>> Start

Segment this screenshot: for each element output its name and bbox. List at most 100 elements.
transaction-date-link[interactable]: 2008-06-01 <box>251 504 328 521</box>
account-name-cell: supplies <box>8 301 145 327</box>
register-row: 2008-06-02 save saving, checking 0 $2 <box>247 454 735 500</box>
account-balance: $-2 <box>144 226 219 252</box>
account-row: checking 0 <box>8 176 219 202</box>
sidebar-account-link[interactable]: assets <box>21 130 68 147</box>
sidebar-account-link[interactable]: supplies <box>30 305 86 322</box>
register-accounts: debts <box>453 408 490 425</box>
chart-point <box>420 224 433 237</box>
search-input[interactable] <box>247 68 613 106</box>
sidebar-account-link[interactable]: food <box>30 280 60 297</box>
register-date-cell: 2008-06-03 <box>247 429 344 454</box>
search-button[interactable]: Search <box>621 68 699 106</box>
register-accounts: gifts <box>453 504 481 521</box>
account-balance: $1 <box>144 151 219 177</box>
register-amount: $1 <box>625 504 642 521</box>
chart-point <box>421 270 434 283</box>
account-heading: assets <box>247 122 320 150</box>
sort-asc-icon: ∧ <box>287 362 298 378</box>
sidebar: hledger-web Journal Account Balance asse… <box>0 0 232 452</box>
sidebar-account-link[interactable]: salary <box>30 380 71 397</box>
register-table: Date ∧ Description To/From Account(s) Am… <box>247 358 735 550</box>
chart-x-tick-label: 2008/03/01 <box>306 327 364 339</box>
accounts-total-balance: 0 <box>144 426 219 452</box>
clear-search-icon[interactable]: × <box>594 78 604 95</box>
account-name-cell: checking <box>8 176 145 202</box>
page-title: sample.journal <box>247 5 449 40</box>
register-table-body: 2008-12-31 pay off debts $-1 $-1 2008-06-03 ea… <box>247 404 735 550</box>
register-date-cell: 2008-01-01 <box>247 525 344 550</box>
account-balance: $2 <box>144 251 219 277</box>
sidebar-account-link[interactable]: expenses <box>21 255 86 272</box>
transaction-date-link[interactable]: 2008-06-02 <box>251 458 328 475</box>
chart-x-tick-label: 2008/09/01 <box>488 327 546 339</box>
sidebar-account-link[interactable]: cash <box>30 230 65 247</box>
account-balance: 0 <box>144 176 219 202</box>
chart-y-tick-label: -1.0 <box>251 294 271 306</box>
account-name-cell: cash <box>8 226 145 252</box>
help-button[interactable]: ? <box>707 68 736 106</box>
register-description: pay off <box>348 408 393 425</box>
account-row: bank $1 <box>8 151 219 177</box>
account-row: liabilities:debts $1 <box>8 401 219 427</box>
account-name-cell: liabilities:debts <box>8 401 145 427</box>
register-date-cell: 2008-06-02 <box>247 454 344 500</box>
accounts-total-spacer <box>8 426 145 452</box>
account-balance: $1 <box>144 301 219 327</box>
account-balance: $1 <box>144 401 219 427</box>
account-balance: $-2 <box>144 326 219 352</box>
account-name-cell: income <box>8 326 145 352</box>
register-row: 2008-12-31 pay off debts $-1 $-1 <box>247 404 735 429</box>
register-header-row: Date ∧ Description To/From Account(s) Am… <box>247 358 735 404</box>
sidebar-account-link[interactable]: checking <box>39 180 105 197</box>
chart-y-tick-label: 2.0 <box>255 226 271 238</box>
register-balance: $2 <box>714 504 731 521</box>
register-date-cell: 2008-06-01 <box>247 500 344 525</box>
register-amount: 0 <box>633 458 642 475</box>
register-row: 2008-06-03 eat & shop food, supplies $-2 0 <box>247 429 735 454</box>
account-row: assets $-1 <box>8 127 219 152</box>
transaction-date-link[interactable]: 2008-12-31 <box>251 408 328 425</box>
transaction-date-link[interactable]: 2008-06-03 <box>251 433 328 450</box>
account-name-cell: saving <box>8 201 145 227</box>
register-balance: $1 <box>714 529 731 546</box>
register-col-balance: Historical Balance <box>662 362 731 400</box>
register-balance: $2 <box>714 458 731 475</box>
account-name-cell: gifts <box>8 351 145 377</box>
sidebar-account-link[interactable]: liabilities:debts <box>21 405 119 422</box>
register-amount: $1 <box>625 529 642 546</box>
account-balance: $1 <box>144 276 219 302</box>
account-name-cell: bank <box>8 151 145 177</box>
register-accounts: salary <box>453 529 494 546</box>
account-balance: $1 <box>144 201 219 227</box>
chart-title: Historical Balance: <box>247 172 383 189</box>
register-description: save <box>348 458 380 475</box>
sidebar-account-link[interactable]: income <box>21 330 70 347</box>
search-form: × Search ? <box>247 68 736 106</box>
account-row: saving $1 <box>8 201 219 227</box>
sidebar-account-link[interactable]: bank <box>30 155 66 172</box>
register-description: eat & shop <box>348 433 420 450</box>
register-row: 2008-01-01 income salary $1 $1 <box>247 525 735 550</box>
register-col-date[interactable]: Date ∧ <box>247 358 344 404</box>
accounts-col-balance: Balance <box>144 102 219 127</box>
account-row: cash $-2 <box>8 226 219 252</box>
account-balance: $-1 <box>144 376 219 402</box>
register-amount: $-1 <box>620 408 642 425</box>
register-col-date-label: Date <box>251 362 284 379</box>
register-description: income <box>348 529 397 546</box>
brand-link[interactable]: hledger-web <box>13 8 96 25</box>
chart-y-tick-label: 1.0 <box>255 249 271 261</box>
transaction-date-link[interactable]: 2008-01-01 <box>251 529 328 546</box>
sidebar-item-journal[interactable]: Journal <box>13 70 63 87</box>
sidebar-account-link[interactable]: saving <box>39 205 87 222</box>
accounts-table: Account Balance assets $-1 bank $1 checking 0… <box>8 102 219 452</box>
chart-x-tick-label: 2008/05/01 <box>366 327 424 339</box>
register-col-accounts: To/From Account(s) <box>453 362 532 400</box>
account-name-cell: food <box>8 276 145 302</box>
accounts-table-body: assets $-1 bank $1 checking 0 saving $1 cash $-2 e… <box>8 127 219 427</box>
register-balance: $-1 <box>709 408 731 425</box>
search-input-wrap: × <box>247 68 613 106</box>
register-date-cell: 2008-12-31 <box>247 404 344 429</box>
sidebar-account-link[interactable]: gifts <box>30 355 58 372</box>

>> End

- _WHAT THIS TASK INVOLVES_:
How many of the lines above contain the string "point"? Case matters; reply with the number alone.

- _COMPLETE OUTPUT_:
2